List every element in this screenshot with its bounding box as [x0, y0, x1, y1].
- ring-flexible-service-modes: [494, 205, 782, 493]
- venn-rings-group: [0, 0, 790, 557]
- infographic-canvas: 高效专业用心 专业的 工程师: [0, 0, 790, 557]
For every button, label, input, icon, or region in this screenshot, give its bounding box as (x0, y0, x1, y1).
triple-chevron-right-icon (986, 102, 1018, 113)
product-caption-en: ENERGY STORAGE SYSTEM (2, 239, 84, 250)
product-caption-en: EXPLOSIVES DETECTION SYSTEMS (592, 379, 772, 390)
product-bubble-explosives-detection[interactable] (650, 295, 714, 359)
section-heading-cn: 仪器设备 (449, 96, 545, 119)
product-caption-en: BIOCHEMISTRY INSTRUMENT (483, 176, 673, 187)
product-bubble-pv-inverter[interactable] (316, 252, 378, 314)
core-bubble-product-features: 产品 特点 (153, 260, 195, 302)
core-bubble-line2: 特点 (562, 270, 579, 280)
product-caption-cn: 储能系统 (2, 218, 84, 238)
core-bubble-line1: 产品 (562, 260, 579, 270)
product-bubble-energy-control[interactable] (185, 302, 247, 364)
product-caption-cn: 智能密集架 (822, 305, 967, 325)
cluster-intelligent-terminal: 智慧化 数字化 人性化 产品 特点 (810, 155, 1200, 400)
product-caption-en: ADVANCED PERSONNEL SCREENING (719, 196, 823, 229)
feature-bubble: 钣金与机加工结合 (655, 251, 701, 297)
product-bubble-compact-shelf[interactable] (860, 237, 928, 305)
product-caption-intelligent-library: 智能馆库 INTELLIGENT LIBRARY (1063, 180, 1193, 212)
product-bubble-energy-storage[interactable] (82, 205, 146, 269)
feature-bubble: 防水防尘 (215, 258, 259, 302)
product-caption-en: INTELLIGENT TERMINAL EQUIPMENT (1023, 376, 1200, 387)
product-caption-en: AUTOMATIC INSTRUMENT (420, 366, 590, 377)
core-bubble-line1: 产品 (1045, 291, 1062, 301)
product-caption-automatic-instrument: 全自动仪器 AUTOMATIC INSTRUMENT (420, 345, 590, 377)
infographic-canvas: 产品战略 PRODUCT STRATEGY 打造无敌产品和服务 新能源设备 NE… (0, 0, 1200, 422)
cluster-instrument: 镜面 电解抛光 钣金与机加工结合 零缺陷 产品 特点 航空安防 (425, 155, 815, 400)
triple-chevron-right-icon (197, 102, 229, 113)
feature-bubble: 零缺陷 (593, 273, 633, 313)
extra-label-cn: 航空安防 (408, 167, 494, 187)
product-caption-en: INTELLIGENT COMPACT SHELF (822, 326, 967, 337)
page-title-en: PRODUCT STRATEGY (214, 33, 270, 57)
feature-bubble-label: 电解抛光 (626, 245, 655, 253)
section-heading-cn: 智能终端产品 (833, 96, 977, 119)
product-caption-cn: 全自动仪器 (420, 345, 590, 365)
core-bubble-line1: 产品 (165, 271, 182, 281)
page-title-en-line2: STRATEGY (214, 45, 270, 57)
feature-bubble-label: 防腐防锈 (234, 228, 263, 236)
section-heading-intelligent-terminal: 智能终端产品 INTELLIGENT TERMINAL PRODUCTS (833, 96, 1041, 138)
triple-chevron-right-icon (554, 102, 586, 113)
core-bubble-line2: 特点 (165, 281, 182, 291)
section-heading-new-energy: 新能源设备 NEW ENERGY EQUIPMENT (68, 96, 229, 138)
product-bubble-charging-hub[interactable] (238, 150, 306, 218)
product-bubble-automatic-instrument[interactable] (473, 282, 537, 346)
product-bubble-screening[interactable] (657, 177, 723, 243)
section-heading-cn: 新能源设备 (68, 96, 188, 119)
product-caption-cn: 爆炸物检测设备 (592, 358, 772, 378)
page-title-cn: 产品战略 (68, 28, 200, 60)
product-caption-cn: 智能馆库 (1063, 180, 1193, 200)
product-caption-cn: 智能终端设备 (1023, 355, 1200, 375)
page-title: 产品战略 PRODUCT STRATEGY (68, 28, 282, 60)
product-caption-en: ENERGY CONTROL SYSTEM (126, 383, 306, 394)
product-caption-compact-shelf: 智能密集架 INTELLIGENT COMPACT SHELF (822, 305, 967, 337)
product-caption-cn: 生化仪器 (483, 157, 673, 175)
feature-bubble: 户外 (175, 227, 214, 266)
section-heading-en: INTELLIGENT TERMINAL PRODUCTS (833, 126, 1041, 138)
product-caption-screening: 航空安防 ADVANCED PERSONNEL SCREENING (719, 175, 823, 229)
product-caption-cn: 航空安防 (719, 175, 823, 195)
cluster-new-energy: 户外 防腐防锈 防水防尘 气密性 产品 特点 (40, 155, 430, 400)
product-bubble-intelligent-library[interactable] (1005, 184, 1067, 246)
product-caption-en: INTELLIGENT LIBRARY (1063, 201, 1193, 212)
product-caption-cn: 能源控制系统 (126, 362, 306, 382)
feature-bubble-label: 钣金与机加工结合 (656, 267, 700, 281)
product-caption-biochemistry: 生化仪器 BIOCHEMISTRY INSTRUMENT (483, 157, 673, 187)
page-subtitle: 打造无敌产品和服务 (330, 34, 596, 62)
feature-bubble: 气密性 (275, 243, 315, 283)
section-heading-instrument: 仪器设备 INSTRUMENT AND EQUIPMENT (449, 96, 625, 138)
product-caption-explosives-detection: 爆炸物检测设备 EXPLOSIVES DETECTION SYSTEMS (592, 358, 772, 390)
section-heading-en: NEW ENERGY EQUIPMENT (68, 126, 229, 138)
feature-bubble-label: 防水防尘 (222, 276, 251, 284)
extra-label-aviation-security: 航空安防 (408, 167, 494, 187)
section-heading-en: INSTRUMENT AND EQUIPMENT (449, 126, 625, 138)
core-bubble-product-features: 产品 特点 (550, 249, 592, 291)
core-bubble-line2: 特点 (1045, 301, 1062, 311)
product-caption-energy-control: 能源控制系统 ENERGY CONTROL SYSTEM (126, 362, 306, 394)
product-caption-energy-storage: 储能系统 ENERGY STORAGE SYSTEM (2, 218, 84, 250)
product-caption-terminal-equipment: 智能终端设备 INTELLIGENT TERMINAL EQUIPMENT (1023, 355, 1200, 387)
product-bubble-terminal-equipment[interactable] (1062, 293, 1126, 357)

○ ○ ○ ○

• _Objective_:
Count the lines in the records above that contain the string "能源控制系统", and reply with the number alone.

• _Answer to this task_:
2